TASK DESCRIPTION: All of the records listed below should be retyped exactly.

GIVEN DATA:

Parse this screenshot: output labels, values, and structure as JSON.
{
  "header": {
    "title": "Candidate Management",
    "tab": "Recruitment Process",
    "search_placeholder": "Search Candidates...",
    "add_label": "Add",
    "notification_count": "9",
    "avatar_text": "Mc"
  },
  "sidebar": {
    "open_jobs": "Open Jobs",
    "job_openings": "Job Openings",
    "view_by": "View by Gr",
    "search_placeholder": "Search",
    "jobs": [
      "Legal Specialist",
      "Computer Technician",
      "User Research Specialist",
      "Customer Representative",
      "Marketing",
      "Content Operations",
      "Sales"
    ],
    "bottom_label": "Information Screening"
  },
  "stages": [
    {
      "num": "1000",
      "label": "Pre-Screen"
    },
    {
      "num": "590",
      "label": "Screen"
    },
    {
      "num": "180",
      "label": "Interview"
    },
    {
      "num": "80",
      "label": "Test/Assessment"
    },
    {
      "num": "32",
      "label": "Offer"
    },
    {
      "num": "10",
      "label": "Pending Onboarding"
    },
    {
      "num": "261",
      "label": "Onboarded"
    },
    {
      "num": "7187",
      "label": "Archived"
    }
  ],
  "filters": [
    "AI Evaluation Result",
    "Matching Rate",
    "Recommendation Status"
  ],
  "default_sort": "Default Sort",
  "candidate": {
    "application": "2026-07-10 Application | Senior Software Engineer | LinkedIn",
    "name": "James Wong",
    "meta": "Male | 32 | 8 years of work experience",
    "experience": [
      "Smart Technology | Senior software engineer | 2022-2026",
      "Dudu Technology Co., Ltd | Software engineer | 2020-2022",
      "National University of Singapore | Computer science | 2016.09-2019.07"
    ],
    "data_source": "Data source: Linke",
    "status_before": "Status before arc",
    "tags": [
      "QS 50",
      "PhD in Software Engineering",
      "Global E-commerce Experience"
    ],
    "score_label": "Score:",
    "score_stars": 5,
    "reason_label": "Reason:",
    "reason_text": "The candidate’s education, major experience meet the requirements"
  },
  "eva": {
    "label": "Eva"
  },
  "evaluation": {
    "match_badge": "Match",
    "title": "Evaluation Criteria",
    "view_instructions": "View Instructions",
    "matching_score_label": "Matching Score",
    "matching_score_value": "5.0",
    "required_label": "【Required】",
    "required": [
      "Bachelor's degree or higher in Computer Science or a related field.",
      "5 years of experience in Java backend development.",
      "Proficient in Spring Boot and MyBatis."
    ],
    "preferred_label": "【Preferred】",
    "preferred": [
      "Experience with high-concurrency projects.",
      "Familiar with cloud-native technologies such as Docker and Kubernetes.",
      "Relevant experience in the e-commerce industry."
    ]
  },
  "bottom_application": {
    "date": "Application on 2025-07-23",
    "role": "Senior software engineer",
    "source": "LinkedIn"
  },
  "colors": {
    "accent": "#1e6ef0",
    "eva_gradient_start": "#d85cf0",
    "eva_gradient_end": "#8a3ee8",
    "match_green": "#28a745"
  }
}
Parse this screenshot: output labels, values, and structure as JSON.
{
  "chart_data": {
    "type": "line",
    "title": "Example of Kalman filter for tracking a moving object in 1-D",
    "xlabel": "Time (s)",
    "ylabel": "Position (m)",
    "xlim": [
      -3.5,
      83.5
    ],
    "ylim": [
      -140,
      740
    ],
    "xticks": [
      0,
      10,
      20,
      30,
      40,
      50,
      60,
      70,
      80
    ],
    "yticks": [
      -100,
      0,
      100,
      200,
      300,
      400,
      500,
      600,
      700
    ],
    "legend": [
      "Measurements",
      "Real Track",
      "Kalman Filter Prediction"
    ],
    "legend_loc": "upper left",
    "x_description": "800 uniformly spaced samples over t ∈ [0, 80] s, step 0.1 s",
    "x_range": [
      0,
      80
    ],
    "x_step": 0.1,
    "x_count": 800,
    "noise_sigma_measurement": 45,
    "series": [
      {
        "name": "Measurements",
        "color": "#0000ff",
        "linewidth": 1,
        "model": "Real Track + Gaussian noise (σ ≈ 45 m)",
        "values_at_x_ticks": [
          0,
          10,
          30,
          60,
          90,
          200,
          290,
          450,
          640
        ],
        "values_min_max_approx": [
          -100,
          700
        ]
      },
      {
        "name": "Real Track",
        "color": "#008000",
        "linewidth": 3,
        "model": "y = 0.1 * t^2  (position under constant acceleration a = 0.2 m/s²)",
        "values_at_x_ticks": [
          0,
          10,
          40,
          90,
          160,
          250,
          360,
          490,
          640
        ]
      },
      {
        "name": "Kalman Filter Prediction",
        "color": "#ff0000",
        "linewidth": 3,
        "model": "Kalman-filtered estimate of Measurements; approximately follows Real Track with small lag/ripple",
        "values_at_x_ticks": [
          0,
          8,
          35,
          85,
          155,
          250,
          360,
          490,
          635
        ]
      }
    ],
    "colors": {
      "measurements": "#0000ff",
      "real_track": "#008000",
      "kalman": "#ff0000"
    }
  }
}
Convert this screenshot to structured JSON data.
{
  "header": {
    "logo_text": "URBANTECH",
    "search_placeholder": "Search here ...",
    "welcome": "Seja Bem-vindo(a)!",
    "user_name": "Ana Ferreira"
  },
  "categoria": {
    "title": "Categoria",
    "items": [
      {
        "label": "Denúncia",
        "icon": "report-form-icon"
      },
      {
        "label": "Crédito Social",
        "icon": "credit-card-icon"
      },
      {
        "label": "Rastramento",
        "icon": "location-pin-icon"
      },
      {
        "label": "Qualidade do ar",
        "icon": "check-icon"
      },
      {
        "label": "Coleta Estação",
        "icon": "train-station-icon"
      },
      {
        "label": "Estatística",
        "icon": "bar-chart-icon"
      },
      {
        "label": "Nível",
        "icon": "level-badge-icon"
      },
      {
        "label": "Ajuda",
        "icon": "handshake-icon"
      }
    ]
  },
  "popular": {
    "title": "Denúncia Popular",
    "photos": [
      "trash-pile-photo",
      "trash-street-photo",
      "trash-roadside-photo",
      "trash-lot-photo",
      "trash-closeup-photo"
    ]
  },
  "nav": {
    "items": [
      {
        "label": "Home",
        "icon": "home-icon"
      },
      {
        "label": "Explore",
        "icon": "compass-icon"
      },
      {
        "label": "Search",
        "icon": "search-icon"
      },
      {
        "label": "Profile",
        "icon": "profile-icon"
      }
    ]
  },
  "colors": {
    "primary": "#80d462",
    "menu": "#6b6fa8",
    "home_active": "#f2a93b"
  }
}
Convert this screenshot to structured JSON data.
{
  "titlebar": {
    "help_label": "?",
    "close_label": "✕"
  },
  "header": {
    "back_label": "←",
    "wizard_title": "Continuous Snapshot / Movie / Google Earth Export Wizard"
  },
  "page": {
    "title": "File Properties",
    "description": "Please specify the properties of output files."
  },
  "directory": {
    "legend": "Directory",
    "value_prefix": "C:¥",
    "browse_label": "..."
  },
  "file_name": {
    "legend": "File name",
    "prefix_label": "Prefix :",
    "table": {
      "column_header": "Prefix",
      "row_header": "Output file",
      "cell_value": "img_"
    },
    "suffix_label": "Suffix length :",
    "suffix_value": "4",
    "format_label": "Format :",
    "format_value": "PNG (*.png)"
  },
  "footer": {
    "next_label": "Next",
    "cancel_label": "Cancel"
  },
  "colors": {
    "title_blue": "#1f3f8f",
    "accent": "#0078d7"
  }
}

RESULT:
Parse this screenshot: output labels, values, and structure as JSON.
{
  "header": {
    "title": "Candidate Management",
    "tab": "Recruitment Process",
    "search_placeholder": "Search Candidates...",
    "add_label": "Add",
    "notification_count": "9",
    "avatar_text": "Mc"
  },
  "sidebar": {
    "open_jobs": "Open Jobs",
    "job_openings": "Job Openings",
    "view_by": "View by Gr",
    "search_placeholder": "Search",
    "jobs": [
      "Legal Specialist",
      "Computer Technician",
      "User Research Specialist",
      "Customer Representative",
      "Marketing",
      "Content Operations",
      "Sales"
    ],
    "bottom_label": "Information Screening"
  },
  "stages": [
    {
      "num": "1000",
      "label": "Pre-Screen"
    },
    {
      "num": "590",
      "label": "Screen"
    },
    {
      "num": "180",
      "label": "Interview"
    },
    {
      "num": "80",
      "label": "Test/Assessment"
    },
    {
      "num": "32",
      "label": "Offer"
    },
    {
      "num": "10",
      "label": "Pending Onboarding"
    },
    {
      "num": "261",
      "label": "Onboarded"
    },
    {
      "num": "7187",
      "label": "Archived"
    }
  ],
  "filters": [
    "AI Evaluation Result",
    "Matching Rate",
    "Recommendation Status"
  ],
  "default_sort": "Default Sort",
  "candidate": {
    "application": "2026-07-10 Application | Senior Software Engineer | LinkedIn",
    "name": "James Wong",
    "meta": "Male | 32 | 8 years of work experience",
    "experience": [
      "Smart Technology | Senior software engineer | 2022-2026",
      "Dudu Technology Co., Ltd | Software engineer | 2020-2022",
      "National University of Singapore | Computer science | 2016.09-2019.07"
    ],
    "data_source": "Data source: Linke",
    "status_before": "Status before arc",
    "tags": [
      "QS 50",
      "PhD in Software Engineering",
      "Global E-commerce Experience"
    ],
    "score_label": "Score:",
    "score_stars": 5,
    "reason_label": "Reason:",
    "reason_text": "The candidate’s education, major experience meet the requirements"
  },
  "eva": {
    "label": "Eva"
  },
  "evaluation": {
    "match_badge": "Match",
    "title": "Evaluation Criteria",
    "view_instructions": "View Instructions",
    "matching_score_label": "Matching Score",
    "matching_score_value": "5.0",
    "required_label": "【Required】",
    "required": [
      "Bachelor's degree or higher in Computer Science or a related field.",
      "5 years of experience in Java backend development.",
      "Proficient in Spring Boot and MyBatis."
    ],
    "preferred_label": "【Preferred】",
    "preferred": [
      "Experience with high-concurrency projects.",
      "Familiar with cloud-native technologies such as Docker and Kubernetes.",
      "Relevant experience in the e-commerce industry."
    ]
  },
  "bottom_application": {
    "date": "Application on 2025-07-23",
    "role": "Senior software engineer",
    "source": "LinkedIn"
  },
  "colors": {
    "accent": "#1e6ef0",
    "eva_gradient_start": "#d85cf0",
    "eva_gradient_end": "#8a3ee8",
    "match_green": "#28a745"
  }
}
Parse this screenshot: output labels, values, and structure as JSON.
{
  "chart_data": {
    "type": "line",
    "title": "Example of Kalman filter for tracking a moving object in 1-D",
    "xlabel": "Time (s)",
    "ylabel": "Position (m)",
    "xlim": [
      -3.5,
      83.5
    ],
    "ylim": [
      -140,
      740
    ],
    "xticks": [
      0,
      10,
      20,
      30,
      40,
      50,
      60,
      70,
      80
    ],
    "yticks": [
      -100,
      0,
      100,
      200,
      300,
      400,
      500,
      600,
      700
    ],
    "legend": [
      "Measurements",
      "Real Track",
      "Kalman Filter Prediction"
    ],
    "legend_loc": "upper left",
    "x_description": "800 uniformly spaced samples over t ∈ [0, 80] s, step 0.1 s",
    "x_range": [
      0,
      80
    ],
    "x_step": 0.1,
    "x_count": 800,
    "noise_sigma_measurement": 45,
    "series": [
      {
        "name": "Measurements",
        "color": "#0000ff",
        "linewidth": 1,
        "model": "Real Track + Gaussian noise (σ ≈ 45 m)",
        "values_at_x_ticks": [
          0,
          10,
          30,
          60,
          90,
          200,
          290,
          450,
          640
        ],
        "values_min_max_approx": [
          -100,
          700
        ]
      },
      {
        "name": "Real Track",
        "color": "#008000",
        "linewidth": 3,
        "model": "y = 0.1 * t^2  (position under constant acceleration a = 0.2 m/s²)",
        "values_at_x_ticks": [
          0,
          10,
          40,
          90,
          160,
          250,
          360,
          490,
          640
        ]
      },
      {
        "name": "Kalman Filter Prediction",
        "color": "#ff0000",
        "linewidth": 3,
        "model": "Kalman-filtered estimate of Measurements; approximately follows Real Track with small lag/ripple",
        "values_at_x_ticks": [
          0,
          8,
          35,
          85,
          155,
          250,
          360,
          490,
          635
        ]
      }
    ],
    "colors": {
      "measurements": "#0000ff",
      "real_track": "#008000",
      "kalman": "#ff0000"
    }
  }
}
Convert this screenshot to structured JSON data.
{
  "header": {
    "logo_text": "URBANTECH",
    "search_placeholder": "Search here ...",
    "welcome": "Seja Bem-vindo(a)!",
    "user_name": "Ana Ferreira"
  },
  "categoria": {
    "title": "Categoria",
    "items": [
      {
        "label": "Denúncia",
        "icon": "report-form-icon"
      },
      {
        "label": "Crédito Social",
        "icon": "credit-card-icon"
      },
      {
        "label": "Rastramento",
        "icon": "location-pin-icon"
      },
      {
        "label": "Qualidade do ar",
        "icon": "check-icon"
      },
      {
        "label": "Coleta Estação",
        "icon": "train-station-icon"
      },
      {
        "label": "Estatística",
        "icon": "bar-chart-icon"
      },
      {
        "label": "Nível",
        "icon": "level-badge-icon"
      },
      {
        "label": "Ajuda",
        "icon": "handshake-icon"
      }
    ]
  },
  "popular": {
    "title": "Denúncia Popular",
    "photos": [
      "trash-pile-photo",
      "trash-street-photo",
      "trash-roadside-photo",
      "trash-lot-photo",
      "trash-closeup-photo"
    ]
  },
  "nav": {
    "items": [
      {
        "label": "Home",
        "icon": "home-icon"
      },
      {
        "label": "Explore",
        "icon": "compass-icon"
      },
      {
        "label": "Search",
        "icon": "search-icon"
      },
      {
        "label": "Profile",
        "icon": "profile-icon"
      }
    ]
  },
  "colors": {
    "primary": "#80d462",
    "menu": "#6b6fa8",
    "home_active": "#f2a93b"
  }
}
Convert this screenshot to structured JSON data.
{
  "titlebar": {
    "help_label": "?",
    "close_label": "✕"
  },
  "header": {
    "back_label": "←",
    "wizard_title": "Continuous Snapshot / Movie / Google Earth Export Wizard"
  },
  "page": {
    "title": "File Properties",
    "description": "Please specify the properties of output files."
  },
  "directory": {
    "legend": "Directory",
    "value_prefix": "C:¥",
    "browse_label": "..."
  },
  "file_name": {
    "legend": "File name",
    "prefix_label": "Prefix :",
    "table": {
      "column_header": "Prefix",
      "row_header": "Output file",
      "cell_value": "img_"
    },
    "suffix_label": "Suffix length :",
    "suffix_value": "4",
    "format_label": "Format :",
    "format_value": "PNG (*.png)"
  },
  "footer": {
    "next_label": "Next",
    "cancel_label": "Cancel"
  },
  "colors": {
    "title_blue": "#1f3f8f",
    "accent": "#0078d7"
  }
}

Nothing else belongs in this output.